▶ 待解问题
(1) 矩阵连乘程序在所有函数之外声明了哪些全局数组？请全部列出，并写出每个数组的完整声明语句。
(2) 从矩阵连乘程序最后一行之后续写代码。

▶ 文档摘录
^^^^^^^^

#include <iostream>
#include <stdio.h>
using namespace std;
#define NUM 51
int p[NUM];
int m[NUM][NUM];
int s[NUM][NUM];
void MatrixChain(int n)
{
for (int i = 1; i <= n; i++) m[i][i] = 0;
for (int r = 2; r <= n; r++)
for (int i = 1; i <= n - r + 1; i++)
{
int j = i + r - 1;
//计算初值,从i处断开
m[i][j] = m[i + 1][j] + p[i - 1] * p[i] * p[j];//r=1时可以计算出所有相邻矩阵的乘积
s[i][j] = i;
for (int k = i + 1; k<j; k++)//通过循环判断各种组合大小
{
int t = m[i][k] + m[k + 1][j] + p[i - 1] * p[k] * p[j];
if (t < m[i][j]) { m[i][j] = t; s[i][j] = k; }
}
}
}
void TraceBack(int i, int j)

^^^^^^^^

(数据集条目)

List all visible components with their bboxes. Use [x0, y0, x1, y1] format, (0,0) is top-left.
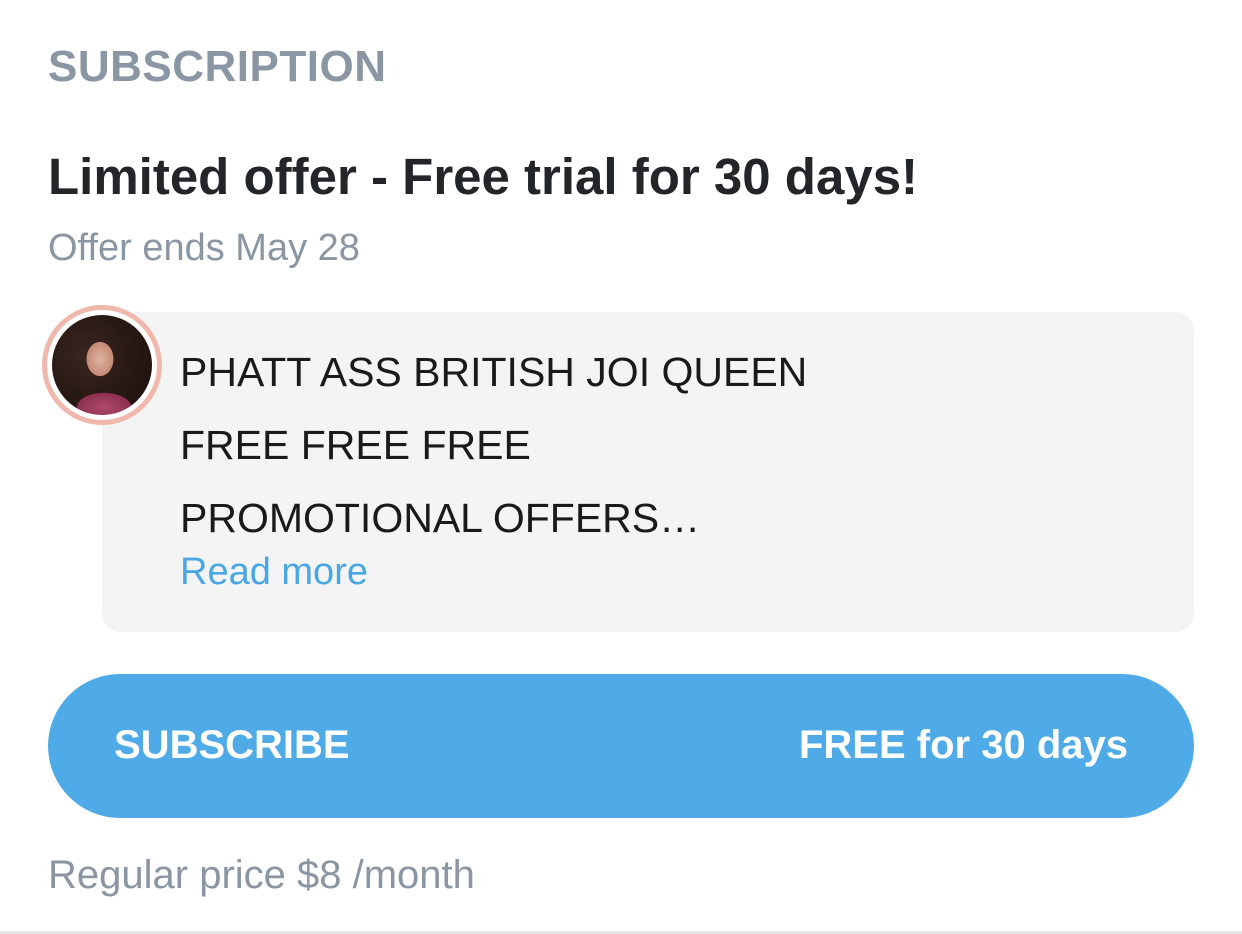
offer-title: Limited offer - Free trial for 30 days!	[48, 148, 919, 205]
regular-price: Regular price $8 /month	[48, 853, 475, 897]
avatar-image	[52, 315, 152, 415]
subscribe-button[interactable]: SUBSCRIBE FREE for 30 days	[48, 674, 1194, 818]
read-more-link[interactable]: Read more	[180, 548, 368, 596]
subscribe-button-label: SUBSCRIBE	[114, 723, 350, 767]
subscribe-button-price: FREE for 30 days	[798, 723, 1128, 767]
promo-line: PROMOTIONAL OFFERS…	[180, 495, 701, 541]
promo-message-text: PHATT ASS BRITISH JOI QUEEN FREE FREE FR…	[180, 336, 807, 555]
avatar[interactable]	[42, 305, 162, 425]
promo-line: PHATT ASS BRITISH JOI QUEEN	[180, 349, 808, 395]
avatar-frame	[47, 310, 157, 420]
subscription-panel: SUBSCRIPTION Limited offer - Free trial …	[0, 0, 1242, 934]
offer-end-date: Offer ends May 28	[48, 227, 360, 269]
section-label: SUBSCRIPTION	[48, 42, 387, 91]
promo-line: FREE FREE FREE	[180, 422, 531, 468]
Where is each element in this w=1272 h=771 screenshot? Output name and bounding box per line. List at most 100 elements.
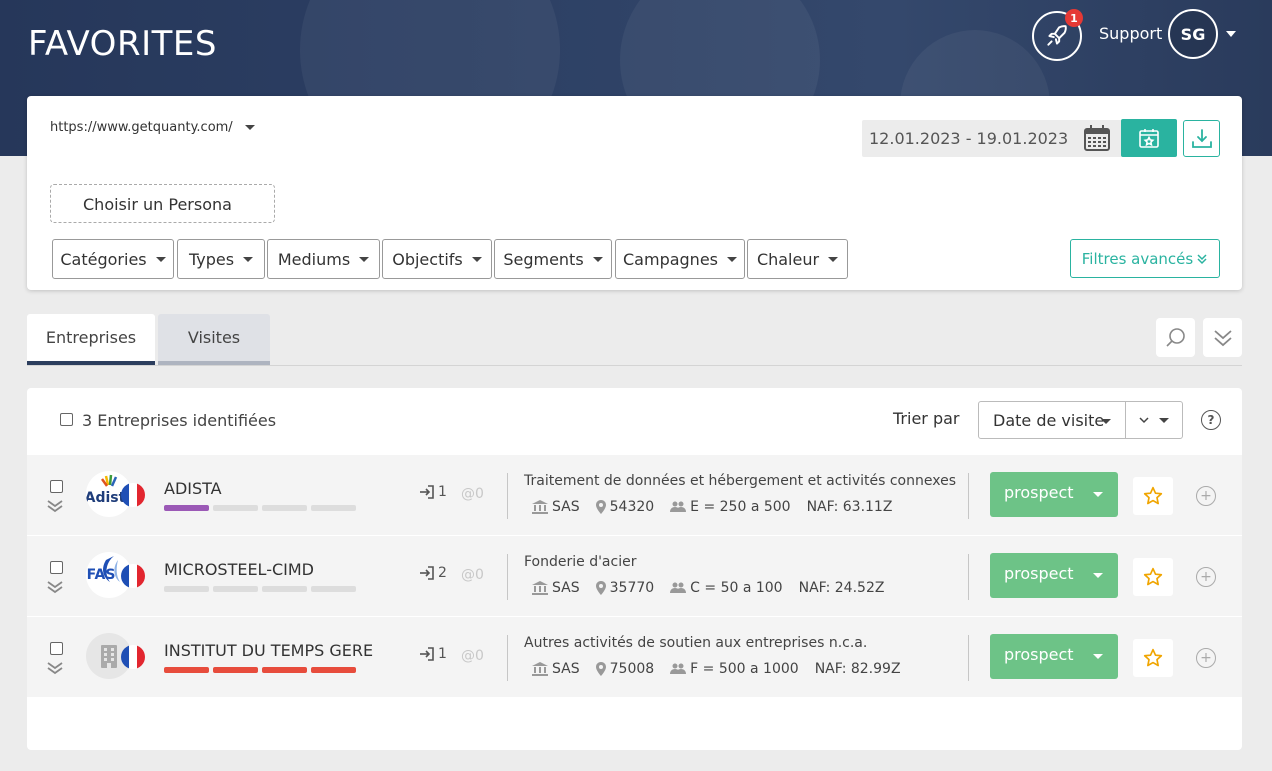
heat-segment [213,667,258,673]
notification-count-badge: 1 [1065,9,1083,27]
company-activity: Fonderie d'acier [524,554,637,570]
filter-chip-label: Chaleur [756,249,820,269]
download-button[interactable] [1183,120,1220,157]
flag-fr-icon [121,483,145,507]
company-name[interactable]: INSTITUT DU TEMPS GERE [164,641,373,660]
visits-value: 1 [438,484,447,500]
filter-chip-label: Catégories [60,249,147,269]
select-all-checkbox[interactable] [60,413,73,426]
sort-field-value: Date de visite [993,411,1105,430]
postal-code: 35770 [609,580,655,596]
chevron-down-icon [471,256,482,262]
status-label: prospect [1004,564,1074,583]
site-url: https://www.getquanty.com/ [50,120,233,135]
company-name[interactable]: ADISTA [164,479,222,498]
map-pin-icon [595,581,606,595]
double-chevron-down-icon [1213,329,1232,346]
company-name[interactable]: MICROSTEEL-CIMD [164,560,314,579]
chevron-down-icon [1101,419,1111,424]
bank-icon [532,662,548,676]
add-icon[interactable]: + [1196,567,1216,587]
company-size: C = 50 a 100 [690,580,783,596]
sign-in-icon [420,566,434,580]
expand-all-button[interactable] [1203,318,1242,357]
filter-categories[interactable]: Catégories [52,239,174,279]
persona-selector[interactable]: Choisir un Persona [50,184,275,223]
company-row[interactable]: FAS MICROSTEEL-CIMD 2 @0 Fonderie d'acie… [27,536,1242,617]
heat-bar [164,667,356,673]
filters-panel: https://www.getquanty.com/ 12.01.2023 - … [27,96,1242,290]
heat-segment [262,586,307,592]
filter-types[interactable]: Types [177,239,265,279]
site-selector[interactable]: https://www.getquanty.com/ [50,120,255,135]
favorite-button[interactable] [1133,639,1173,677]
row-checkbox[interactable] [50,561,63,574]
visits-value: 2 [438,565,447,581]
row-expand-icon[interactable] [46,579,64,595]
user-menu-caret-icon[interactable] [1226,31,1236,37]
star-icon [1143,486,1163,505]
chevron-down-icon [244,125,255,130]
double-chevron-down-icon [1197,253,1207,264]
chevron-down-icon [1093,654,1103,659]
add-icon[interactable]: + [1196,486,1216,506]
company-activity: Autres activités de soutien aux entrepri… [524,635,868,651]
tab-visits[interactable]: Visites [158,314,270,365]
user-avatar[interactable]: SG [1168,9,1218,59]
companies-count: 3 Entreprises identifiées [82,411,277,430]
calendar-icon[interactable] [1083,124,1111,152]
heat-segment [262,667,307,673]
favorite-dates-button[interactable] [1121,119,1177,157]
sign-in-icon [420,647,434,661]
filter-chip-label: Types [188,249,235,269]
support-link[interactable]: Support [1099,24,1162,43]
row-expand-icon[interactable] [46,660,64,676]
company-meta: SAS 54320 E = 250 a 500 NAF: 63.11Z [532,499,892,515]
heat-segment [164,505,209,511]
add-icon[interactable]: + [1196,648,1216,668]
advanced-filters-label: Filtres avancés [1081,249,1194,268]
rocket-icon [1047,25,1067,46]
filter-objectifs[interactable]: Objectifs [382,239,492,279]
filter-campagnes[interactable]: Campagnes [615,239,745,279]
chevron-down-icon [359,256,370,262]
heat-bar [164,505,356,511]
legal-form: SAS [552,661,580,677]
legal-form: SAS [552,580,580,596]
users-icon [670,663,687,674]
company-row[interactable]: INSTITUT DU TEMPS GERE 1 @0 Autres activ… [27,617,1242,698]
search-button[interactable] [1156,318,1195,357]
chevron-down-icon [727,256,737,262]
heat-segment [262,505,307,511]
favorite-button[interactable] [1133,477,1173,515]
row-checkbox[interactable] [50,480,63,493]
advanced-filters-button[interactable]: Filtres avancés [1070,239,1220,278]
legal-form: SAS [552,499,580,515]
help-icon[interactable]: ? [1201,410,1221,430]
naf-code: NAF: 24.52Z [798,580,885,596]
sort-direction-select[interactable] [1125,401,1183,439]
status-dropdown[interactable]: prospect [990,634,1118,679]
sort-field-select[interactable]: Date de visite [978,401,1126,439]
status-dropdown[interactable]: prospect [990,553,1118,598]
download-icon [1191,128,1212,148]
filter-segments[interactable]: Segments [494,239,612,279]
tab-companies[interactable]: Entreprises [27,314,155,365]
filter-chip-label: Mediums [277,249,351,269]
divider [968,473,969,519]
heat-segment [311,667,356,673]
filter-mediums[interactable]: Mediums [267,239,380,279]
company-meta: SAS 75008 F = 500 a 1000 NAF: 82.99Z [532,661,901,677]
divider [507,473,508,519]
sign-in-icon [420,485,434,499]
favorite-button[interactable] [1133,558,1173,596]
status-dropdown[interactable]: prospect [990,472,1118,517]
row-checkbox[interactable] [50,642,63,655]
users-icon [670,582,687,593]
row-expand-icon[interactable] [46,498,64,514]
companies-list: 3 Entreprises identifiées Trier par Date… [27,388,1242,750]
sort-direction-icon [1139,417,1149,424]
company-row[interactable]: Adist ADISTA 1 @0 Traitement de données … [27,455,1242,536]
chevron-down-icon [155,256,166,262]
filter-chaleur[interactable]: Chaleur [747,239,848,279]
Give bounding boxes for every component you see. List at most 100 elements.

^^^^^^^^

▶ 解答
(1)
共有三个全局数组：
int p[NUM];
int m[NUM][NUM];
int s[NUM][NUM];

(2)
{
if (i == j) printf("A%d", i);
else
{
printf("(");
TraceBack(i, s[i][j]);//s[i][j]表示A[i]+....A[j]中的最佳分割点。此处分割为
TraceBack(s[i][j] + 1, j);//分割的后一部分
printf(")");
}
}
int main() {
int x, i = 1;
while (cin >> x) {
p[i++] = x;
}
MatrixChain(i - 1);
TraceBack(1, i - 1);
return 0;
}
简化版的两种
int Recurve(int i, int j)
{
if (i == j) return 0;
int u = Recurve(i, i)+Recurve(i+1,j)+p[i-1]*p[i]*p[j];
s[i][j] = i;
for (int k = i+1; k<j; k++)
{
int t = Recurve(i, k) + Recurve(k+1,j)+p[i-1]*p[k]*p[j];
if (t<u) { u = t; s[i][j] = k;}
}
m[i][j] = u;
return u;
}
int LookupChain (int i, int j)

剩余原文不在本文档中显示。